Task prompt => Look through the material below for "color". Copy every line that contains it.

## START Available data

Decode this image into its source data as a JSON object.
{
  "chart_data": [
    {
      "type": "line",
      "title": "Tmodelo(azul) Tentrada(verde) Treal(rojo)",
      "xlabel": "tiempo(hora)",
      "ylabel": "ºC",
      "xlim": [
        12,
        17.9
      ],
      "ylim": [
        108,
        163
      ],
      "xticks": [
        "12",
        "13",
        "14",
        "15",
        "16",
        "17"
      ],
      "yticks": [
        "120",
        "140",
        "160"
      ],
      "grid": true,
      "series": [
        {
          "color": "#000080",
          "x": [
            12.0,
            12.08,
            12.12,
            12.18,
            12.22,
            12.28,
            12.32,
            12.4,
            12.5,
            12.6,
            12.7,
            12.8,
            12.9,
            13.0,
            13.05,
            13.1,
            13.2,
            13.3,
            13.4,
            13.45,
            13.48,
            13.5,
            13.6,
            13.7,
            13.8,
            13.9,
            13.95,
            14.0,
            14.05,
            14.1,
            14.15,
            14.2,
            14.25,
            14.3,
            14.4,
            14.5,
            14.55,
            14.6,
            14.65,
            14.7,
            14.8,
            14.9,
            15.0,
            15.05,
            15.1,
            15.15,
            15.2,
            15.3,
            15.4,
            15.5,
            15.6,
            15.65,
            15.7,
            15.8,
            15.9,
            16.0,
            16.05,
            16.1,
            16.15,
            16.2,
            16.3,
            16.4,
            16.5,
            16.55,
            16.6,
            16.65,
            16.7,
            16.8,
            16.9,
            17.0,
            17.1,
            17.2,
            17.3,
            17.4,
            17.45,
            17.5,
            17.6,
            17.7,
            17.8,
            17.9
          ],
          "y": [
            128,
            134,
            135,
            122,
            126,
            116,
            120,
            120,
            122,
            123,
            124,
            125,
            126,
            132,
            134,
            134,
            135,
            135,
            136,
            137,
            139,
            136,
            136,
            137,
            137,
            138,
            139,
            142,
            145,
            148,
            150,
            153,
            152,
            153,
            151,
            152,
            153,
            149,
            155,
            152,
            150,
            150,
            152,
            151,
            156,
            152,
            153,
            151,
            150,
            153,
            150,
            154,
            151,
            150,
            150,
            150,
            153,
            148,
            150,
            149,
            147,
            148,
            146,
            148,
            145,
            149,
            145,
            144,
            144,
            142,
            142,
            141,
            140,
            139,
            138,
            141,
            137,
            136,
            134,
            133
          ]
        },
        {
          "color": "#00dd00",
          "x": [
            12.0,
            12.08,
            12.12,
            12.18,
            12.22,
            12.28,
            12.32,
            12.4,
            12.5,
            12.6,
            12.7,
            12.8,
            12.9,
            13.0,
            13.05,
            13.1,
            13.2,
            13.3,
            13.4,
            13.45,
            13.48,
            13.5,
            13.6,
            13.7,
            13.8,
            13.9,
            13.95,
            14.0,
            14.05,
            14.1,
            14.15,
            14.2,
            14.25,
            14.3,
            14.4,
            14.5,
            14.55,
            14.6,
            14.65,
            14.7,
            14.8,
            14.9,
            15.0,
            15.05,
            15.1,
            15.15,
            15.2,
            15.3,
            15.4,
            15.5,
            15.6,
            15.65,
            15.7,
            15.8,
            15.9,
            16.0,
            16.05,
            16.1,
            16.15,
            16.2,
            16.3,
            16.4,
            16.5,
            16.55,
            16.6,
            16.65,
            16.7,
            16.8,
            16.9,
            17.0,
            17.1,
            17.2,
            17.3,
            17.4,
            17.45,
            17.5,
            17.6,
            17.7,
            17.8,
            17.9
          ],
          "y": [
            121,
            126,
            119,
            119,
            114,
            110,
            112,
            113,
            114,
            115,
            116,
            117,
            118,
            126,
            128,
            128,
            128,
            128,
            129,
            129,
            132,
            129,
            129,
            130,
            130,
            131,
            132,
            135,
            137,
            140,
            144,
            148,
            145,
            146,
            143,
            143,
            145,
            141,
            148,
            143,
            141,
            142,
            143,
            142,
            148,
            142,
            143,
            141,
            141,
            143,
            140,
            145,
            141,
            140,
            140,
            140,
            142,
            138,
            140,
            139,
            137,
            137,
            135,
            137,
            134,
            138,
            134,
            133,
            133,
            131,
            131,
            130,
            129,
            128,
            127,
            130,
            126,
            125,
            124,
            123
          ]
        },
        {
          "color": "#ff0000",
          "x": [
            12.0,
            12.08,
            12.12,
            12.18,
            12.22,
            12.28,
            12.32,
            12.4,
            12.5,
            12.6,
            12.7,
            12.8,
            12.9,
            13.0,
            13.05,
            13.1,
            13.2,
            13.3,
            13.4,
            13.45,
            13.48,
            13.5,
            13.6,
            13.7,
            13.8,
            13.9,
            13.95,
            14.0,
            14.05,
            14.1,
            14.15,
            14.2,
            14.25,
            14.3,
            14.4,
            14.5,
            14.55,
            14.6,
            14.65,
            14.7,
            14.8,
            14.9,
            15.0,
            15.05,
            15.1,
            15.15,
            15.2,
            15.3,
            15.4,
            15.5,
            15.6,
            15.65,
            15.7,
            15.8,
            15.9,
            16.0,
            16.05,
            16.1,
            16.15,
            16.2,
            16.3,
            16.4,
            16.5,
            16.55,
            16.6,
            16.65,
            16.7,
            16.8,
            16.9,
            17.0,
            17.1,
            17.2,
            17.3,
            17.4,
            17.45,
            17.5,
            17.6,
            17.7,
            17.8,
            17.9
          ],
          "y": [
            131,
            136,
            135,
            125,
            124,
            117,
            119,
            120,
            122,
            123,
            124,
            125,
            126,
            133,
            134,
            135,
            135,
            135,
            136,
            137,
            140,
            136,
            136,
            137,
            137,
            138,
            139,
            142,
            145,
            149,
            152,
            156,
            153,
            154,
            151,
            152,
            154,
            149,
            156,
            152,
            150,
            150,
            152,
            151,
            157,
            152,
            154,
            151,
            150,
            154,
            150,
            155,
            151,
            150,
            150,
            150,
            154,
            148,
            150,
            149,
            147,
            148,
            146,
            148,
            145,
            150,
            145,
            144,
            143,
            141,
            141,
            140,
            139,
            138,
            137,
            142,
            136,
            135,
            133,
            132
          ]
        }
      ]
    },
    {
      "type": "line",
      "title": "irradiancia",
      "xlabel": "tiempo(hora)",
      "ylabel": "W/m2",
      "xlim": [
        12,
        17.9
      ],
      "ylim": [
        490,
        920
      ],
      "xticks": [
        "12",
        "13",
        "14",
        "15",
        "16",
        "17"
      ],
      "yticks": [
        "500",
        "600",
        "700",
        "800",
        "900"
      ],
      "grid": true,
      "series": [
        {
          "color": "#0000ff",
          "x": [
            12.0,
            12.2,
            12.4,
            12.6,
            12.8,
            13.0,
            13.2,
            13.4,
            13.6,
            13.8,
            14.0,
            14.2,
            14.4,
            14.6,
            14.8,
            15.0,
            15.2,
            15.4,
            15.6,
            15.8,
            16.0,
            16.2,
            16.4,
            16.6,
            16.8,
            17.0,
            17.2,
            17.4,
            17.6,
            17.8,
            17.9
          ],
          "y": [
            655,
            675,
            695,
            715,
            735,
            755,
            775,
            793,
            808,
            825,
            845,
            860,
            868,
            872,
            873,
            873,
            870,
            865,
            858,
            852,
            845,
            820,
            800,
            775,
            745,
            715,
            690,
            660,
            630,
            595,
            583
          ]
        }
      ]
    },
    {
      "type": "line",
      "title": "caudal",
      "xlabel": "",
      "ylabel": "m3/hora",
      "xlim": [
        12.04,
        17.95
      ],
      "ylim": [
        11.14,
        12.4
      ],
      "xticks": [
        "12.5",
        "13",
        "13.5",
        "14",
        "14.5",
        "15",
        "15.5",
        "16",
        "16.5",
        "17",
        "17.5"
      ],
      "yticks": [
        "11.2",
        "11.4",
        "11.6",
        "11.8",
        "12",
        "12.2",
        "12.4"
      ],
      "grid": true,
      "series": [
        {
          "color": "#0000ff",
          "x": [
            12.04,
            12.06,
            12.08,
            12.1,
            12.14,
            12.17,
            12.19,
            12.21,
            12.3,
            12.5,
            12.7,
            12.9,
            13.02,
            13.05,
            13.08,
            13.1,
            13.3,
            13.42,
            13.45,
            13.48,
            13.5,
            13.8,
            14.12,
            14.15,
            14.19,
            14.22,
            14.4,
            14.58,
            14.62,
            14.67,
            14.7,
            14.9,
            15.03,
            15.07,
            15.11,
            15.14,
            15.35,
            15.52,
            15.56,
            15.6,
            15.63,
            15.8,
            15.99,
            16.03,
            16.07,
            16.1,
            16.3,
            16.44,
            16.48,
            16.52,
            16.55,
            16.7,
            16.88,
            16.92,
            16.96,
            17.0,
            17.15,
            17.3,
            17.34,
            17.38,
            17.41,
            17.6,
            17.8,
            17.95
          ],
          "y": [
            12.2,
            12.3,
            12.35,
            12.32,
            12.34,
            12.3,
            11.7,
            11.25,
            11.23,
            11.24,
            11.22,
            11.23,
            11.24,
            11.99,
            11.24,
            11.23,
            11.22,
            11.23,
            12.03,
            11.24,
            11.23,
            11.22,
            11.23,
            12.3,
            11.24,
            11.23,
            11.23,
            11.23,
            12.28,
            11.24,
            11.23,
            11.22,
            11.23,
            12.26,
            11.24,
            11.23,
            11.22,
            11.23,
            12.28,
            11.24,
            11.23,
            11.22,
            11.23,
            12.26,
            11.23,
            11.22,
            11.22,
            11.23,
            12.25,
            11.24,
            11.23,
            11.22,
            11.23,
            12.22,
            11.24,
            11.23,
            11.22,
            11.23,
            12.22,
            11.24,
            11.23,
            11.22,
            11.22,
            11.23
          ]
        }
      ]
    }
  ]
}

## END Available data

Solution to the problem =>
          "color": "#000080",
          "color": "#00dd00",
          "color": "#ff0000",
          "color": "#0000ff",
          "color": "#0000ff",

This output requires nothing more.